**Work instructions**.
Select all lines holding the word "KRRiT" from the entries that follow.

**Provided records**.
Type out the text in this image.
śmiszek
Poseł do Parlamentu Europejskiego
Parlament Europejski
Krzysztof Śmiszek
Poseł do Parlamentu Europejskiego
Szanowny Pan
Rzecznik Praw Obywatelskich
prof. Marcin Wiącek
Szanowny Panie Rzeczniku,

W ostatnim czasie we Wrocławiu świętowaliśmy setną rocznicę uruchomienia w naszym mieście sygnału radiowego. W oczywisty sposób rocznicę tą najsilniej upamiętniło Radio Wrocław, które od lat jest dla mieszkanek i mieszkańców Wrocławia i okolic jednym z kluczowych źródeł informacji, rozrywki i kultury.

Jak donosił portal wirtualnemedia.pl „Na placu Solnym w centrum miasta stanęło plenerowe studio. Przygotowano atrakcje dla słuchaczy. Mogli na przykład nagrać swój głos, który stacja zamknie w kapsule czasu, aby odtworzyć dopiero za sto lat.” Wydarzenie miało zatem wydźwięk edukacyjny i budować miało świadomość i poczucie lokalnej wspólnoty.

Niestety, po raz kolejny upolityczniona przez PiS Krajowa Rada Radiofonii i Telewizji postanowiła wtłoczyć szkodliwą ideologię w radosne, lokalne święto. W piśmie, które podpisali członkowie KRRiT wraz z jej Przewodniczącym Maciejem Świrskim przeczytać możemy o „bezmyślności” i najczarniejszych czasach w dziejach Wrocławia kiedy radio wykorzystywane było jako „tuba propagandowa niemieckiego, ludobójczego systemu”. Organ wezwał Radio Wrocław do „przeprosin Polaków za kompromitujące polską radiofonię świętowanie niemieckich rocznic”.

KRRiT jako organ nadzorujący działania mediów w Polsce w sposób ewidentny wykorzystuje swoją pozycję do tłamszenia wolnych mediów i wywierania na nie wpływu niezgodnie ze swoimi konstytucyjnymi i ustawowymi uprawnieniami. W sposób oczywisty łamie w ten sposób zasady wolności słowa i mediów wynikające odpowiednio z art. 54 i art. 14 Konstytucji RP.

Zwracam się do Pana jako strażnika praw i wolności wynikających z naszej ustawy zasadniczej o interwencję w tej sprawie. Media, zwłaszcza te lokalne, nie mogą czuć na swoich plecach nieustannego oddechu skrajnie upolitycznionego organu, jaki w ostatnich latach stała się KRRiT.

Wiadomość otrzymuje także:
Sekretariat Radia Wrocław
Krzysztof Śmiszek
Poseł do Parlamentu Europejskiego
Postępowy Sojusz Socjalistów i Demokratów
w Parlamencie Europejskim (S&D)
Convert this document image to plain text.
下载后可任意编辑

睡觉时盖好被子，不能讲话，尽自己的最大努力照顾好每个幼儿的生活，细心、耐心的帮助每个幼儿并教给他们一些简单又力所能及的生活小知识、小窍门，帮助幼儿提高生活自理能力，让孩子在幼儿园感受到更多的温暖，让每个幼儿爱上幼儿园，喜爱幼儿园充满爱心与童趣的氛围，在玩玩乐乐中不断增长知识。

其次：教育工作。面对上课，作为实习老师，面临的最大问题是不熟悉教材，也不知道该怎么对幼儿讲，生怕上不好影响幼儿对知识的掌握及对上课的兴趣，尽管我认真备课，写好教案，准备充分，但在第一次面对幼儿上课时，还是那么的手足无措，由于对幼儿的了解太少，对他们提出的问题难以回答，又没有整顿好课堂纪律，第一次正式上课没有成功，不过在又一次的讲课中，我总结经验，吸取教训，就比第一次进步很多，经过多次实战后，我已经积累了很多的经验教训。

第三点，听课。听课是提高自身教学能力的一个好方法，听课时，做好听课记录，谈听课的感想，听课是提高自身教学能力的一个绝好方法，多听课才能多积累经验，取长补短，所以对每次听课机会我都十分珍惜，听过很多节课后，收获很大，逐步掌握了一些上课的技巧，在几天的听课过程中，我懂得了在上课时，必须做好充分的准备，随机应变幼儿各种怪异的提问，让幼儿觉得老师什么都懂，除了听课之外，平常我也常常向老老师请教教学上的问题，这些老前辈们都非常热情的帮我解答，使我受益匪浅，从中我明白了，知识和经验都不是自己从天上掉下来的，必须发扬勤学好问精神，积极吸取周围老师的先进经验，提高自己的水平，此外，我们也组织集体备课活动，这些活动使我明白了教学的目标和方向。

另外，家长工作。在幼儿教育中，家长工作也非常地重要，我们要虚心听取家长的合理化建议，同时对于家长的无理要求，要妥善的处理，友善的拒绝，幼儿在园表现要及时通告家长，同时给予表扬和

**Reply**.
Niestety, po raz kolejny upolityczniona przez PiS Krajowa Rada Radiofonii i Telewizji postanowiła wtłoczyć szkodliwą ideologię w radosne, lokalne święto. W piśmie, które podpisali członkowie KRRiT wraz z jej Przewodniczącym Maciejem Świrskim przeczytać możemy o „bezmyślności” i najczarniejszych czasach w dziejach Wrocławia kiedy radio wykorzystywane było jako „tuba propagandowa niemieckiego, ludobójczego systemu”. Organ wezwał Radio Wrocław do „przeprosin Polaków za kompromitujące polską radiofonię świętowanie niemieckich rocznic”.
KRRiT jako organ nadzorujący działania mediów w Polsce w sposób ewidentny wykorzystuje swoją pozycję do tłamszenia wolnych mediów i wywierania na nie wpływu niezgodnie ze swoimi konstytucyjnymi i ustawowymi uprawnieniami. W sposób oczywisty łamie w ten sposób zasady wolności słowa i mediów wynikające odpowiednio z art. 54 i art. 14 Konstytucji RP.
Zwracam się do Pana jako strażnika praw i wolności wynikających z naszej ustawy zasadniczej o interwencję w tej sprawie. Media, zwłaszcza te lokalne, nie mogą czuć na swoich plecach nieustannego oddechu skrajnie upolitycznionego organu, jaki w ostatnich latach stała się KRRiT.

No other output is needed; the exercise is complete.